Set tasks =>
1. Using the attention map thread, explain in one to three sentences why tengjiayan20 suggests splitting the Q(K^T) matrix multiplication into blocks.
2. Rewrite the stretch of the attention map thread from "diffusers>=0.3.0 torch==2.4.0 torchvision==0.19.0" through "about 10GB+ memory?", replacing "visualize" with "inspect".
3. Carry the attention map thread forward from the point where it stops.

Source extract =>
———
About Attention_map Visualization

[Hryxyhe]

System Info / 系統信息

diffusers>=0.3.0 torch==2.4.0 torchvision==0.19.0

Information / 问题信息

• [X] The official example scripts / 官方的示例脚本
• [ ] My own modified scripts / 我自己修改的脚本和任务

Reproduction / 复现过程

I want to visualize the 3D-full-attention maps in the Expert Transformer blocks. However, I noted that with pytorch>2.0（mine is 2.4.0), the default attn_processor is AttnProcessor2_0 with F.scaled_dot_product_attention to directly compute the final QKV results. The F.scaled_dot_product_attention Function is defined in C and hard to modify its output. I also change to oringinal AttnProcessor but it is OOM. It seems that the F.scaled_dot_product_attention can compute efficiently and save about 10GB+ memory?

Expected behavior / 期待表现

Based on AttnProcessor2_0, how can I get the attn_weight= Q* K(T) without complex code modification?

[tengjiayan20]

Instead of using flash attention, you can use vanilla attention calculations. To avoid OOM, you can manually split the Q(K^T) matrix multiplication into blocks.

[tnarek]

@Hryxyhe you can pass an identity matrix to F.scaled_dot_product_attention instead of the actual values, which will return the self-attention between the queries and the keys.

[JustinKai0527]

def compute_attn_map(q, k, batch_chunk=1, head_chunk=1):
    """
    Computes q @ k^T with chunking to avoid OOM issues.
    
    Args:
        q (torch.Tensor): Query tensor of shape (n, head, S, feature).
        k (torch.Tensor): Key tensor of shape (n, head, S, feature).
        batch_chunk (int): Number of batches to process at a time.
        head_chunk (int): Number of attention heads to process at a time.

    Returns:
        torch.Tensor: Result tensor of shape (n, head, S, S).
    """
    # Ensure q and k have the expected dimensions
    assert q.dim() == 4 and k.dim() == 4, "q and k must be 4D tensors"
    assert q.shape == k.shape, "q and k must have the same shape"

    # Get dimensions
    n, head, S, feature = q.shape
    
    # Initialize result tensor (on GPU)
    attn_map = torch.zeros(n, head, S, S, device=q.device, dtype=q.dtype)
    
    # Chunked computation
    for i in range(0, n, batch_chunk):
        for j in range(0, head, head_chunk):
            # Select chunks for current batch and head
            q_chunk = q[i:i+batch_chunk, j:j+head_chunk]  # Shape: (batch_chunk, head_chunk, S, feature)
———
Source data =>
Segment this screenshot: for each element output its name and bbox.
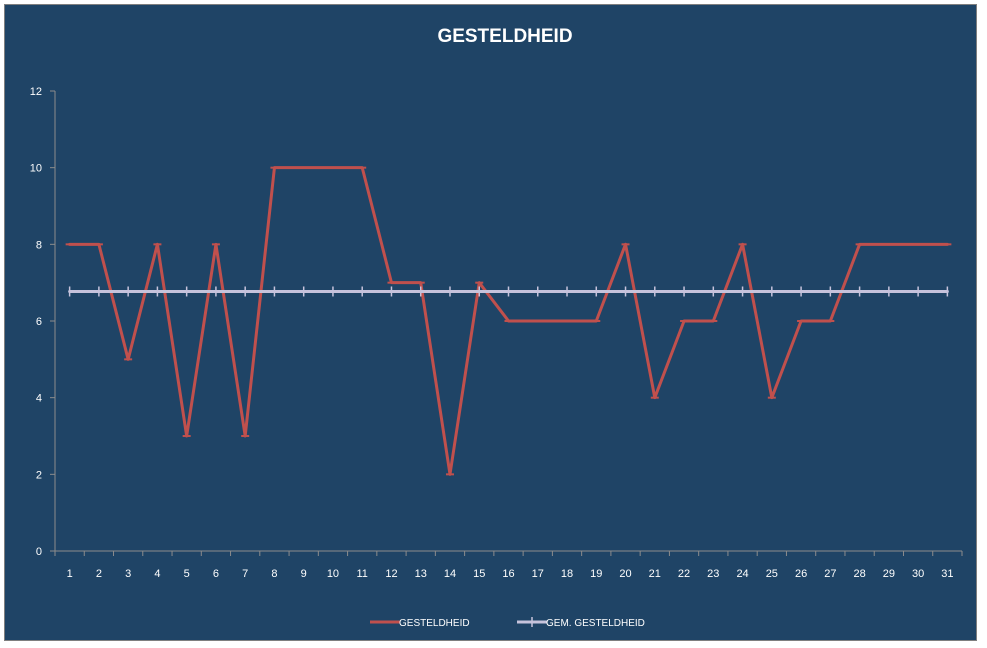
———
Task results =>
1. tengjiayan20 suggests using vanilla attention instead of flash attention. Doing the Q(K^T) matrix multiplication in blocks keeps that vanilla calculation from running out of memory (OOM).

2.
diffusers>=0.3.0 torch==2.4.0 torchvision==0.19.0

Information / 问题信息

• [X] The official example scripts / 官方的示例脚本
• [ ] My own modified scripts / 我自己修改的脚本和任务

Reproduction / 复现过程

I want to inspect the 3D-full-attention maps in the Expert Transformer blocks. However, I noted that with pytorch>2.0（mine is 2.4.0), the default attn_processor is AttnProcessor2_0 with F.scaled_dot_product_attention to directly compute the final QKV results. The F.scaled_dot_product_attention Function is defined in C and hard to modify its output. I also change to oringinal AttnProcessor but it is OOM. It seems that the F.scaled_dot_product_attention can compute efficiently and save about 10GB+ memory?

3.
            k_chunk = k[i:i+batch_chunk, j:j+head_chunk]  # Shape: (batch_chunk, head_chunk, S, feature)
            
            # Compute q @ k^T
            attn_chunk = torch.matmul(q_chunk, k_chunk.transpose(-1, -2))  # Shape: (batch_chunk, head_chunk, S, S)
            
            # Assign to the result tensor
            attn_map[i:i+batch_chunk, j:j+head_chunk] = attn_chunk

    return attn_map


def chunk_dot_product(query, key, num_chunks=10):
    
    chunk_size = query.shape[1] // num_chunks
    
    attn_weight = torch.zeros(query.shape[0], query.shape[1], query.shape[2], query.shape[2], device=query.device, dtype=query.dtype)
    for i in range(num_chunks):
        q_chunk = query[:, i*chunk_size:(i+1)*chunk_size]
        k_chunk = key[:, i*chunk_size:(i+1)*chunk_size]
        attn_weight[:, i*chunk_size:(i+1)*chunk_size] = torch.matmul(q_chunk, k_chunk.transpose(-1, -2))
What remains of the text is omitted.